● Supplied passage
== Segment start ==

Madden NFL 2002 (also known as Madden 2002) is an American football video game. It features former Minnesota Vikings quarterback Daunte Culpepper on the cover. Pat Summerall and John Madden are the commentators. The Madden NFL 2002 commercial first aired during Super Bowl XXXVI, three days after Madden NFL 2002 started selling in Japan by Electronic Arts Square. Notably, it does not feature the Super Bowl MVP Tom Brady, who is included on later editions of the game as a roster update. It is also the first game to be developed by Budcat Creations.

Features
Madden NFL 2002 features play now, season, franchise, tournament, create-a-player and create-a-team modes. It also has the Madden Card feature. Along with being a GameCube and Xbox launch title, it was one of the last releases for the Nintendo 64 and Game Boy Color. This is the first Madden game to feature the Houston Texans in the team select (although they did not begin play for another year after the game's debut). It was bundled with NBA Live 2002 and NASCAR Thunder 2002 as part of the EA 2002 collector's edition for the PlayStation. Also the game featured the 2002 Expansion Draft where the player can add the 32nd team into the league, but it will force the Seattle Seahawks to move into the NFC (which will occur in the second season of the 30-season Franchise mode).

== Segment end ==

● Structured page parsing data
== Segment start ==

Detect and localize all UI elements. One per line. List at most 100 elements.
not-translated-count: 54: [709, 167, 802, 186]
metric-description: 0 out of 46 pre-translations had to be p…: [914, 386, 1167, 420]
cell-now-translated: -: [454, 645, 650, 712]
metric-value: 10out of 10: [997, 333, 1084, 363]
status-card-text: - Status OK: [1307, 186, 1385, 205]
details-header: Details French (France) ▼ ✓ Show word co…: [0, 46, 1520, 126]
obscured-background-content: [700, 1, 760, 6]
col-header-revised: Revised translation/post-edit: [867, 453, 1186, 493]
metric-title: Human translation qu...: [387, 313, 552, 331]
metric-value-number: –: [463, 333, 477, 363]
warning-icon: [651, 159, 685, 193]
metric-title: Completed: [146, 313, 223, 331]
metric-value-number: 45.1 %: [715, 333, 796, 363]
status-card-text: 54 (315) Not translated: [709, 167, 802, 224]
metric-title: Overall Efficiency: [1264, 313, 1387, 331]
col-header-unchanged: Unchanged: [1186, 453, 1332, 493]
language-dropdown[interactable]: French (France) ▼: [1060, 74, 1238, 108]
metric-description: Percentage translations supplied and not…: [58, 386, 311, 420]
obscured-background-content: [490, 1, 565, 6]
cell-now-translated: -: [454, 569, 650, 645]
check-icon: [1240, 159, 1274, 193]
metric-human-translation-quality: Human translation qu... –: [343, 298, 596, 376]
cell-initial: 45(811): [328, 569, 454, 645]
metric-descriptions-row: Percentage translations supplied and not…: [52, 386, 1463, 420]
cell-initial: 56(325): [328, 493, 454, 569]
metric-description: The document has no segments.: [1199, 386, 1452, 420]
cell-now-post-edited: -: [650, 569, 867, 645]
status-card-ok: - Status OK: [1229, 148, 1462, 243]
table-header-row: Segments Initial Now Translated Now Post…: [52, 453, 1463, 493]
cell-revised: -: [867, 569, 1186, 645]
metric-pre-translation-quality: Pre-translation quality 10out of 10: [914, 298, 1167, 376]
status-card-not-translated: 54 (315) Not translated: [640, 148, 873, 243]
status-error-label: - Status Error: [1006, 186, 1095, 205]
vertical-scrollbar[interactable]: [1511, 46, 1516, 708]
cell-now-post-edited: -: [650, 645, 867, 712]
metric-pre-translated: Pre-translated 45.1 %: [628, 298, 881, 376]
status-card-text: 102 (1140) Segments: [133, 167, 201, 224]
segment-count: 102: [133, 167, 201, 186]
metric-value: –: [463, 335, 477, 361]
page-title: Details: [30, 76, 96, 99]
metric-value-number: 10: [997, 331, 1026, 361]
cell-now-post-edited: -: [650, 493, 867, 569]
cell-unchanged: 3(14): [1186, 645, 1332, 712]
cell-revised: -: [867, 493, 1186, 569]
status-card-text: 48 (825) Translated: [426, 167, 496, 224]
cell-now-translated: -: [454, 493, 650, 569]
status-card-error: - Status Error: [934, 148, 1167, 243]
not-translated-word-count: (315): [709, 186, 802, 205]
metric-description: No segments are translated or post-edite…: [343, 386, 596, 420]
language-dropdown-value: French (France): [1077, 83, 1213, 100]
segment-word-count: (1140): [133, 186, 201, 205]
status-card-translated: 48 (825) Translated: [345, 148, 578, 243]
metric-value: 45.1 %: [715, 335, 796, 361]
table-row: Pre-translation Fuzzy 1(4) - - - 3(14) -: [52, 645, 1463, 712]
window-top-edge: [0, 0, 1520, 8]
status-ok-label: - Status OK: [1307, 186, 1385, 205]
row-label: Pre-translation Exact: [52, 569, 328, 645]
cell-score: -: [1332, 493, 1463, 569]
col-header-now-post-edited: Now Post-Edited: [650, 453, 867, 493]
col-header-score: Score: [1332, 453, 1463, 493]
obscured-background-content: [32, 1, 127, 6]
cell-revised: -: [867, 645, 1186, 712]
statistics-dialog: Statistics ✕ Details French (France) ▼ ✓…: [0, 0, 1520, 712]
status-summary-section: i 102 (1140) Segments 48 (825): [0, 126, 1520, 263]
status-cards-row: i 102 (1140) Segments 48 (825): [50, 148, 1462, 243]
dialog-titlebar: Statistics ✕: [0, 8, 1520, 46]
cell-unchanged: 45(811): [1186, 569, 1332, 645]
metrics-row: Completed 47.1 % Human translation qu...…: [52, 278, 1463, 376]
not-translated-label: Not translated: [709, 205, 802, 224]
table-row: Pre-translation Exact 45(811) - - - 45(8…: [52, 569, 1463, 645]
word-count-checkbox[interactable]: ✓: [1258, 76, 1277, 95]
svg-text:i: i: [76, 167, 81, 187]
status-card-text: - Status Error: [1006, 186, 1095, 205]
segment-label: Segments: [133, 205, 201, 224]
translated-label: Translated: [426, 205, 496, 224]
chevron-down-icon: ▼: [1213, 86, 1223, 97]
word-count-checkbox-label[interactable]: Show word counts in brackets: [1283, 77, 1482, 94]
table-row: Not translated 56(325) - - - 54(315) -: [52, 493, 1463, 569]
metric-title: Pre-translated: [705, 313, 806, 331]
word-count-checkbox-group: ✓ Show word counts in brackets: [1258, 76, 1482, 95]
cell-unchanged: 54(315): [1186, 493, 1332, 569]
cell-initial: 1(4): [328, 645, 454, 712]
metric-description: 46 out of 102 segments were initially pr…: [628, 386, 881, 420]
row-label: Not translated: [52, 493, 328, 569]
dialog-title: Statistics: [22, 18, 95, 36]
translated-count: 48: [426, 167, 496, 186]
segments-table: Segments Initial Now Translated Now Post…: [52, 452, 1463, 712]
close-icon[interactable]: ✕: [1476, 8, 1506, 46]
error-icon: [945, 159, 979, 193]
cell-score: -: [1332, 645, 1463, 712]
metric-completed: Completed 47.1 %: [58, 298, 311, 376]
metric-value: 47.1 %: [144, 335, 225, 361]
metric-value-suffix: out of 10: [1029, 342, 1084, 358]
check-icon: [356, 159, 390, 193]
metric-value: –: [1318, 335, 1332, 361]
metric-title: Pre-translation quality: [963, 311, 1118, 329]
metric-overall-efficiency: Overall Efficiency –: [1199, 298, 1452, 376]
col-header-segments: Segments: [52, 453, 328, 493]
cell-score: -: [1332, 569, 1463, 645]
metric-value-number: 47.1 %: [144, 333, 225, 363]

== Segment end ==

● Instructions
1. From the Madden NFL 2002 article, quote the passage starting with "Madden NFL 2002 (also" and going on through "by Budcat Creations.".
2. Answer these questions using the Madden NFL 2002 article:
(a) Which former Minnesota Vikings quarterback appears on the game's cover?
(b) Which team appears in the team select for the first time in a Madden game?
(c) Which two games was it bundled with in the EA 2002 collector's edition for the PlayStation?
3. Proceed with the Madden NFL 2002 article from its last sentence onward.

● Task-by-task answers
1.
Madden NFL 2002 (also known as Madden 2002) is an American football video game. It features former Minnesota Vikings quarterback Daunte Culpepper on the cover. Pat Summerall and John Madden are the commentators. The Madden NFL 2002 commercial first aired during Super Bowl XXXVI, three days after Madden NFL 2002 started selling in Japan by Electronic Arts Square. Notably, it does not feature the Super Bowl MVP Tom Brady, who is included on later editions of the game as a roster update. It is also the first game to be developed by Budcat Creations.

2.
(a) Daunte Culpepper
(b) The Houston Texans
(c) NBA Live 2002 and NASCAR Thunder 2002

3.
The Baltimore Ravens had the best team overall in the game with the score of 99. The worst team in the game belongs to the Houston Texans with the score of 39. The best offense in the game belongs to the St. Louis Rams with the score of 96. The best defense in the game belongs to the Baltimore Ravens with the score of 96. The best special teams in the game belongs to seven different teams (Minnesota Vikings, Tennessee Titans, Baltimore Ravens, Detroit Lions, Indianapolis Colts, San Diego Chargers, and Denver Broncos) all with scores of 99.

Also included as an extra is a slightly modified version of John Madden Football 93 for the Sega Genesis in the PlayStation and Nintendo 64 versions, albeit with an updated roster due to licensing issues.

Reception

The PlayStation 2 and Xbox versions received "universal acclaim", and the Game Boy Advance, GameCube, Nintendo 64 and PlayStation versions received "generally favorable reviews", while the PC version received above-average reviews, according to the review aggregation website Metacritic. NextGen said of the Xbox version in its final issue, "Slightly better than last year's (or even this year's) excellent PS2 version, it's hard to find much fault with this outstanding effort." In Japan, Famitsu gave the PS2 version a score of 33 out of 40.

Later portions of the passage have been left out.